## [Objective]
In the records below, pick out all lines containing the word "median".

## [Dataset rows]
- - -
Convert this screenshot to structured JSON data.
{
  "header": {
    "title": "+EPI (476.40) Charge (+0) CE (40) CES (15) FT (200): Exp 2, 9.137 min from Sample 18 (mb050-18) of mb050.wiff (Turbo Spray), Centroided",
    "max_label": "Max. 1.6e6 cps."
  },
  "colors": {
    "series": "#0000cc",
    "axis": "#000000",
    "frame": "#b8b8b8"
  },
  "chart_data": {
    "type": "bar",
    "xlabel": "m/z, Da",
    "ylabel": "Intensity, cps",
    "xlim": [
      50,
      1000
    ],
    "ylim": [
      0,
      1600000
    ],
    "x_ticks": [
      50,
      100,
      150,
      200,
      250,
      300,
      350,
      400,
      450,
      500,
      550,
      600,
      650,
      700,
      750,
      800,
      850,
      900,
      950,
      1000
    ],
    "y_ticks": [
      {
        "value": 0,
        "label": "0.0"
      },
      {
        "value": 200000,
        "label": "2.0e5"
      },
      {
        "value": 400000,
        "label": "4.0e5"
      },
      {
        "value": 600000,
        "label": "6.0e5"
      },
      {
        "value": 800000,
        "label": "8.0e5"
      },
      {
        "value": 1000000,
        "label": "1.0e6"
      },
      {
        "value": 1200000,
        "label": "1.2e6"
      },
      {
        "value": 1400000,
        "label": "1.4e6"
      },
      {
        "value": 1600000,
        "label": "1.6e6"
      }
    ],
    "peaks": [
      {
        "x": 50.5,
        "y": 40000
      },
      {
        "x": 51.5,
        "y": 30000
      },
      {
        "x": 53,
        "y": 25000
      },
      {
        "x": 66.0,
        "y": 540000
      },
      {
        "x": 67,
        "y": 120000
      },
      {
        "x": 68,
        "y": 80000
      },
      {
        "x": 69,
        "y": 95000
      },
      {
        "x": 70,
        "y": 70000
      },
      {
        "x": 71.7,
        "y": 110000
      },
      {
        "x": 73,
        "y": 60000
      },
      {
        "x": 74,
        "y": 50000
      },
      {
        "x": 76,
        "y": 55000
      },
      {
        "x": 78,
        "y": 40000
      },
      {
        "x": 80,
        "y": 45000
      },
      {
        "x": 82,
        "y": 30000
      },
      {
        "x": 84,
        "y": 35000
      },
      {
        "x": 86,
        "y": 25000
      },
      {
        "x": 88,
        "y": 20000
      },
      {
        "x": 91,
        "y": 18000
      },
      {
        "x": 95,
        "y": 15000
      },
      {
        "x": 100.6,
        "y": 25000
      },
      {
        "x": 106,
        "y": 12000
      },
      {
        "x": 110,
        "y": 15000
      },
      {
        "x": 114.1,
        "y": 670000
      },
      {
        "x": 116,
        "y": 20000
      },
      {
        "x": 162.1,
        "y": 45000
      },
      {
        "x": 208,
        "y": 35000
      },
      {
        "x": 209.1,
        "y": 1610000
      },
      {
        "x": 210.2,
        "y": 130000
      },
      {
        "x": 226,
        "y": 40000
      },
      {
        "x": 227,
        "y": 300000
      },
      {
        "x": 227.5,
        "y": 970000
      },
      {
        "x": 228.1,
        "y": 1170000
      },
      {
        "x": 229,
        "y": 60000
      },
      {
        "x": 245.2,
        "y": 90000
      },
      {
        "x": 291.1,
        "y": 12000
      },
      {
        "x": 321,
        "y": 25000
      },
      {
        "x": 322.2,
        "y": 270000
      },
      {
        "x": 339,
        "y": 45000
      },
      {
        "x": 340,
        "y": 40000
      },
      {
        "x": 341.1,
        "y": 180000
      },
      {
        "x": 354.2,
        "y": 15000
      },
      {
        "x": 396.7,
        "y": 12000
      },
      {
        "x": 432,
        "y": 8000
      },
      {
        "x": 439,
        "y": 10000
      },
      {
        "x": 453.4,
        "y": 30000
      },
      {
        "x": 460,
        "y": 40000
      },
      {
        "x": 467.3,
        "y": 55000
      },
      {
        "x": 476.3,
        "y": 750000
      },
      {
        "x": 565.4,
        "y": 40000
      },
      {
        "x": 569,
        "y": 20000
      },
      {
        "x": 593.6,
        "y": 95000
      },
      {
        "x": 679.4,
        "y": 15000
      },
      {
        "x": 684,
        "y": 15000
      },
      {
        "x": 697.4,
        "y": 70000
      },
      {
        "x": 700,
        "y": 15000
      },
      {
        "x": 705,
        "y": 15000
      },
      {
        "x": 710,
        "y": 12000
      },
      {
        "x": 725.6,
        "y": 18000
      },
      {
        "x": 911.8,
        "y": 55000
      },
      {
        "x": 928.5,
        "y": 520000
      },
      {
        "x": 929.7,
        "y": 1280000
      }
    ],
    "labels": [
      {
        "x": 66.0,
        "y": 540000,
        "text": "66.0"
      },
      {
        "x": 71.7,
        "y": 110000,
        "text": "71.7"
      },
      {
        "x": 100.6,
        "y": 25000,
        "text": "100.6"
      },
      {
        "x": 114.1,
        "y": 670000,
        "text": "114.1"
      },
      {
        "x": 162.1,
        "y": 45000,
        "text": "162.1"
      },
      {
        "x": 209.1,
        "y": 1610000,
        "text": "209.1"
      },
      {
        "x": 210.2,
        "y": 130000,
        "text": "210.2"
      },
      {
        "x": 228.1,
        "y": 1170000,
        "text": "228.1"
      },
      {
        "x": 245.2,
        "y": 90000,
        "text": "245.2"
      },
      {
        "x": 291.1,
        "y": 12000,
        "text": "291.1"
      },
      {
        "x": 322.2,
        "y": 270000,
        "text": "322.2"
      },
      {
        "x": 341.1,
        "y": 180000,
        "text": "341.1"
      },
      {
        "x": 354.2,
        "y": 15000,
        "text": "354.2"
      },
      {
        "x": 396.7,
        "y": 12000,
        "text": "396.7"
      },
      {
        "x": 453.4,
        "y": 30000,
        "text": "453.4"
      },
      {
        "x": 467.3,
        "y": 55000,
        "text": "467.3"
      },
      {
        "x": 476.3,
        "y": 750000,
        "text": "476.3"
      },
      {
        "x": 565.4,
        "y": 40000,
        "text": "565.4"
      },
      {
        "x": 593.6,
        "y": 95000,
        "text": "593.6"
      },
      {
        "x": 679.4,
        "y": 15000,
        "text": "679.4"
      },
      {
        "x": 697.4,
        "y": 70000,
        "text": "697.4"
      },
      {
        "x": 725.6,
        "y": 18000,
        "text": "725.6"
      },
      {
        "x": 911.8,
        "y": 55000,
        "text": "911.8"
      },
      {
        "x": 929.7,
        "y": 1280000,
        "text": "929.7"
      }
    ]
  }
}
- - -
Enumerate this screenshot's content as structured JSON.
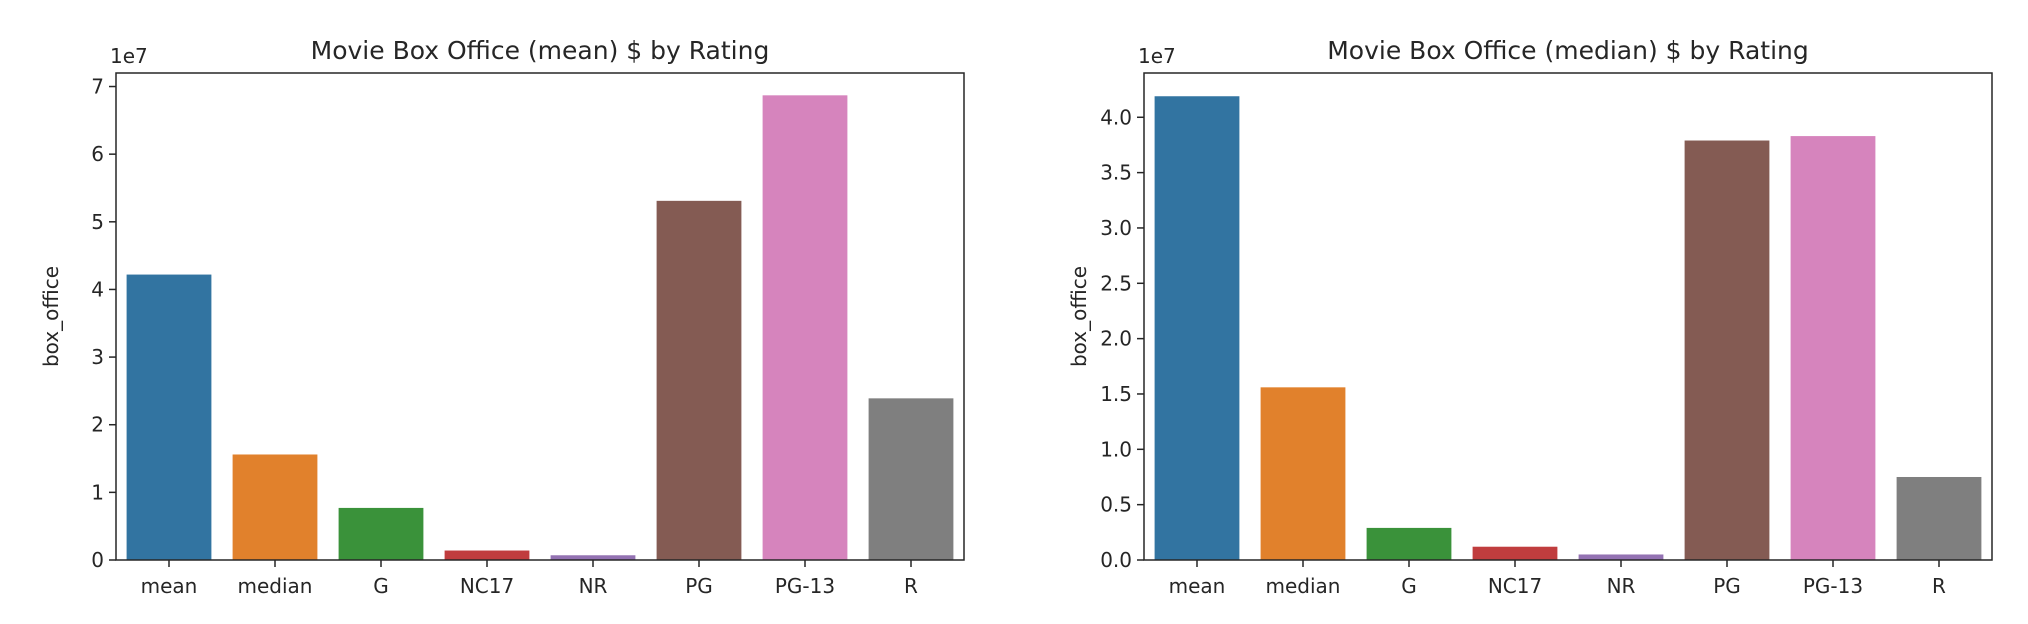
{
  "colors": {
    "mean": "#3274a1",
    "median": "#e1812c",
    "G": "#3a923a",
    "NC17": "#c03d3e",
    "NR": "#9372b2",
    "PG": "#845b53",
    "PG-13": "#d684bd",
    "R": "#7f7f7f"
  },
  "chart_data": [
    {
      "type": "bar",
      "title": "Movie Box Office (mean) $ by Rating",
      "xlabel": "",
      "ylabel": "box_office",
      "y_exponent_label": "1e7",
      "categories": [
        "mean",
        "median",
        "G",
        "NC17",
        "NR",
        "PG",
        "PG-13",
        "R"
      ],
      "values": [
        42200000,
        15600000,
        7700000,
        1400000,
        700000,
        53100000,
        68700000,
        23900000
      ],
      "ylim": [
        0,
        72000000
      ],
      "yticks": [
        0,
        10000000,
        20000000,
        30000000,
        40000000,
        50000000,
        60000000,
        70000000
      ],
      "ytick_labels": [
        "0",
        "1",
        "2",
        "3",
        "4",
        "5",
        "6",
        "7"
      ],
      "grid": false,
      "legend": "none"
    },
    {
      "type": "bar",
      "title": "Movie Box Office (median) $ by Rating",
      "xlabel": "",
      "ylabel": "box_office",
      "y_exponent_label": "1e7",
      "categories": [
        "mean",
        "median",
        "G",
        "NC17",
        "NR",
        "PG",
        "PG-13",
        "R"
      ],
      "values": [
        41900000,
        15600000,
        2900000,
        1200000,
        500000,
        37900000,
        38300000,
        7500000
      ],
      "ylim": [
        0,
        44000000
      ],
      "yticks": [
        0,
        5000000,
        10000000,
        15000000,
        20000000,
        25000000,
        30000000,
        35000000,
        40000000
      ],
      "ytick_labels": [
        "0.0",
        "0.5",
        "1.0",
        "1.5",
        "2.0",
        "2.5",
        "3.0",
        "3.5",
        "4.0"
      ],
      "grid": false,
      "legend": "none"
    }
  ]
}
- - -
## [Correct answer]
    "median": "#e1812c",
        "median",
      "title": "Movie Box Office (median) $ by Rating",
        "median",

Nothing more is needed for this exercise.